▶ **Stated task**
Set down the material below word for word, excluding the pictures.

▶ **Exercise input**

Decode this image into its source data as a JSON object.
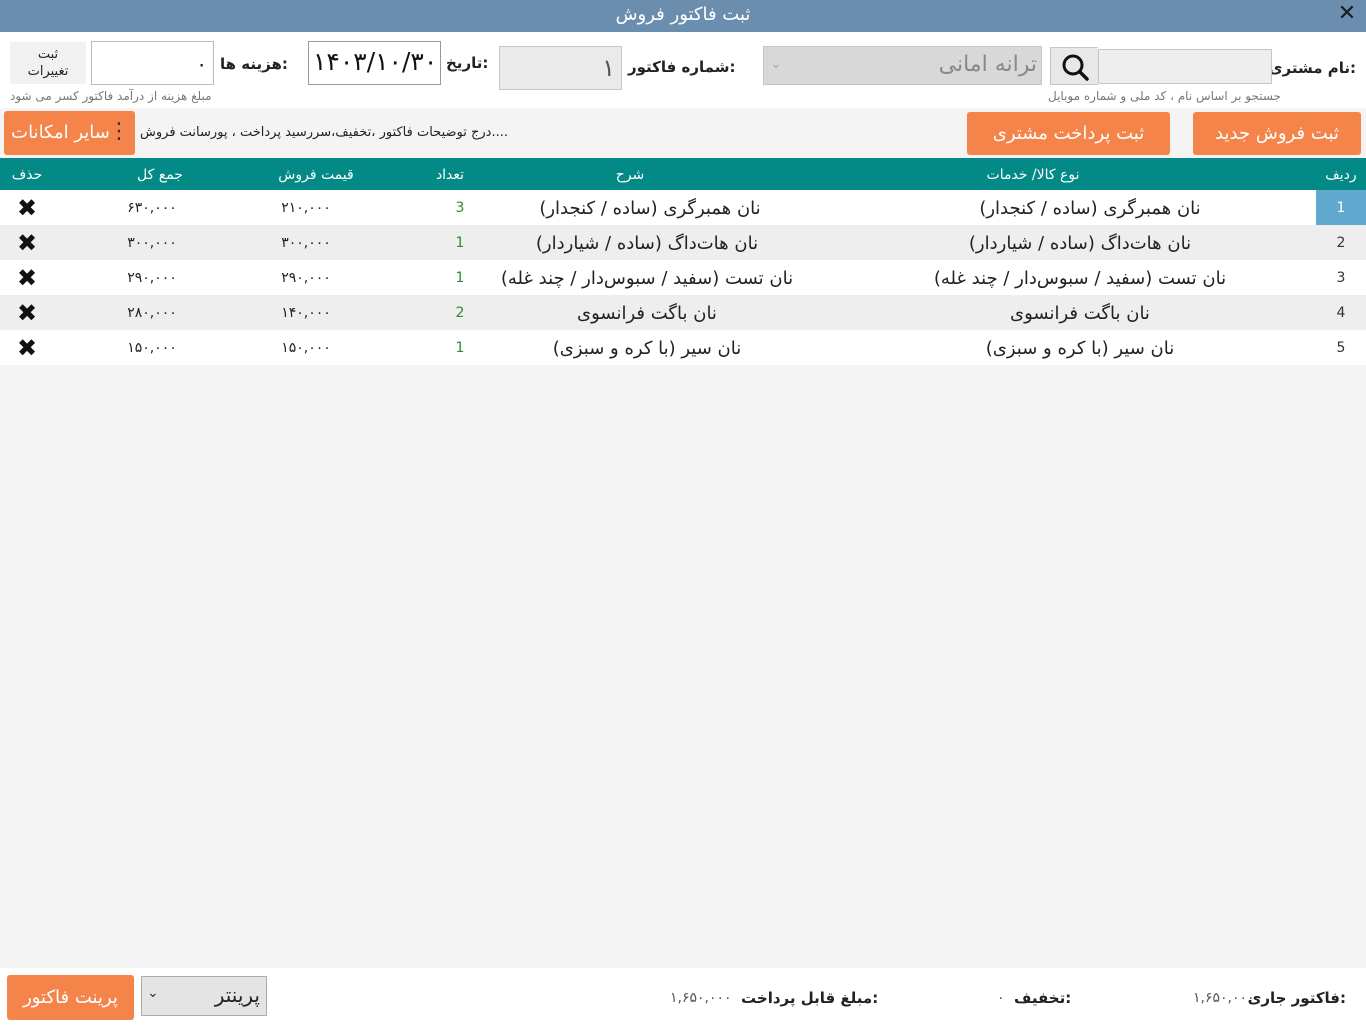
{
  "window": {
    "title": "ثبت فاکتور فروش"
  },
  "header": {
    "customer_label": "نام مشتری:",
    "customer_search_hint": "جستجو بر اساس نام ، کد ملی و شماره موبایل",
    "customer_selected": "ترانه امانی",
    "invoice_no_label": "شماره فاکتور:",
    "invoice_no": "۱",
    "date_label": "تاریخ:",
    "date": "۱۴۰۳/۱۰/۳۰",
    "cost_label": "هزینه ها:",
    "cost_value": "۰",
    "cost_hint": "مبلغ هزینه از درآمد فاکتور کسر می شود",
    "save_changes_label": "ثبت تغییرات"
  },
  "toolbar": {
    "new_sale": "ثبت فروش جدید",
    "customer_payment": "ثبت پرداخت مشتری",
    "description": "درج توضیحات فاکتور ،تخفیف،سررسید پرداخت ، پورسانت فروش....",
    "more_options": "سایر امکانات"
  },
  "table": {
    "headers": {
      "row": "ردیف",
      "type": "نوع کالا/ خدمات",
      "desc": "شرح",
      "qty": "تعداد",
      "price": "قیمت فروش",
      "total": "جمع کل",
      "delete": "حذف"
    },
    "rows": [
      {
        "idx": "1",
        "type": "نان همبرگری (ساده / کنجدار)",
        "desc": "نان همبرگری (ساده / کنجدار)",
        "qty": "3",
        "price": "۲۱۰,۰۰۰",
        "total": "۶۳۰,۰۰۰"
      },
      {
        "idx": "2",
        "type": "نان هات‌داگ (ساده / شیاردار)",
        "desc": "نان هات‌داگ (ساده / شیاردار)",
        "qty": "1",
        "price": "۳۰۰,۰۰۰",
        "total": "۳۰۰,۰۰۰"
      },
      {
        "idx": "3",
        "type": "نان تست (سفید / سبوس‌دار / چند غله)",
        "desc": "نان تست (سفید / سبوس‌دار / چند غله)",
        "qty": "1",
        "price": "۲۹۰,۰۰۰",
        "total": "۲۹۰,۰۰۰"
      },
      {
        "idx": "4",
        "type": "نان باگت فرانسوی",
        "desc": "نان باگت فرانسوی",
        "qty": "2",
        "price": "۱۴۰,۰۰۰",
        "total": "۲۸۰,۰۰۰"
      },
      {
        "idx": "5",
        "type": "نان سیر (با کره و سبزی)",
        "desc": "نان سیر (با کره و سبزی)",
        "qty": "1",
        "price": "۱۵۰,۰۰۰",
        "total": "۱۵۰,۰۰۰"
      }
    ]
  },
  "footer": {
    "current_invoice_label": "فاکتور جاری:",
    "current_invoice_value": "۱,۶۵۰,۰۰۰",
    "discount_label": "تخفیف:",
    "discount_value": "۰",
    "payable_label": "مبلغ قابل پرداخت:",
    "payable_value": "۱,۶۵۰,۰۰۰",
    "printer_selected": "پرینتر",
    "print_button": "پرینت فاکتور"
  },
  "colors": {
    "titlebar": "#6b8eaf",
    "accent_orange": "#f5844b",
    "table_header": "#048a86",
    "active_row_index": "#5fa9cf"
  }
}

▶ **Result of this task**
Decode this image into its source data as a JSON object.
{
  "window": {
    "title": "ثبت فاکتور فروش"
  },
  "header": {
    "customer_label": "نام مشتری:",
    "customer_search_hint": "جستجو بر اساس نام ، کد ملی و شماره موبایل",
    "customer_selected": "ترانه امانی",
    "invoice_no_label": "شماره فاکتور:",
    "invoice_no": "۱",
    "date_label": "تاریخ:",
    "date": "۱۴۰۳/۱۰/۳۰",
    "cost_label": "هزینه ها:",
    "cost_value": "۰",
    "cost_hint": "مبلغ هزینه از درآمد فاکتور کسر می شود",
    "save_changes_label": "ثبت تغییرات"
  },
  "toolbar": {
    "new_sale": "ثبت فروش جدید",
    "customer_payment": "ثبت پرداخت مشتری",
    "description": "درج توضیحات فاکتور ،تخفیف،سررسید پرداخت ، پورسانت فروش....",
    "more_options": "سایر امکانات"
  },
  "table": {
    "headers": {
      "row": "ردیف",
      "type": "نوع کالا/ خدمات",
      "desc": "شرح",
      "qty": "تعداد",
      "price": "قیمت فروش",
      "total": "جمع کل",
      "delete": "حذف"
    },
    "rows": [
      {
        "idx": "1",
        "type": "نان همبرگری (ساده / کنجدار)",
        "desc": "نان همبرگری (ساده / کنجدار)",
        "qty": "3",
        "price": "۲۱۰,۰۰۰",
        "total": "۶۳۰,۰۰۰"
      },
      {
        "idx": "2",
        "type": "نان هات‌داگ (ساده / شیاردار)",
        "desc": "نان هات‌داگ (ساده / شیاردار)",
        "qty": "1",
        "price": "۳۰۰,۰۰۰",
        "total": "۳۰۰,۰۰۰"
      },
      {
        "idx": "3",
        "type": "نان تست (سفید / سبوس‌دار / چند غله)",
        "desc": "نان تست (سفید / سبوس‌دار / چند غله)",
        "qty": "1",
        "price": "۲۹۰,۰۰۰",
        "total": "۲۹۰,۰۰۰"
      },
      {
        "idx": "4",
        "type": "نان باگت فرانسوی",
        "desc": "نان باگت فرانسوی",
        "qty": "2",
        "price": "۱۴۰,۰۰۰",
        "total": "۲۸۰,۰۰۰"
      },
      {
        "idx": "5",
        "type": "نان سیر (با کره و سبزی)",
        "desc": "نان سیر (با کره و سبزی)",
        "qty": "1",
        "price": "۱۵۰,۰۰۰",
        "total": "۱۵۰,۰۰۰"
      }
    ]
  },
  "footer": {
    "current_invoice_label": "فاکتور جاری:",
    "current_invoice_value": "۱,۶۵۰,۰۰۰",
    "discount_label": "تخفیف:",
    "discount_value": "۰",
    "payable_label": "مبلغ قابل پرداخت:",
    "payable_value": "۱,۶۵۰,۰۰۰",
    "printer_selected": "پرینتر",
    "print_button": "پرینت فاکتور"
  },
  "colors": {
    "titlebar": "#6b8eaf",
    "accent_orange": "#f5844b",
    "table_header": "#048a86",
    "active_row_index": "#5fa9cf"
  }
}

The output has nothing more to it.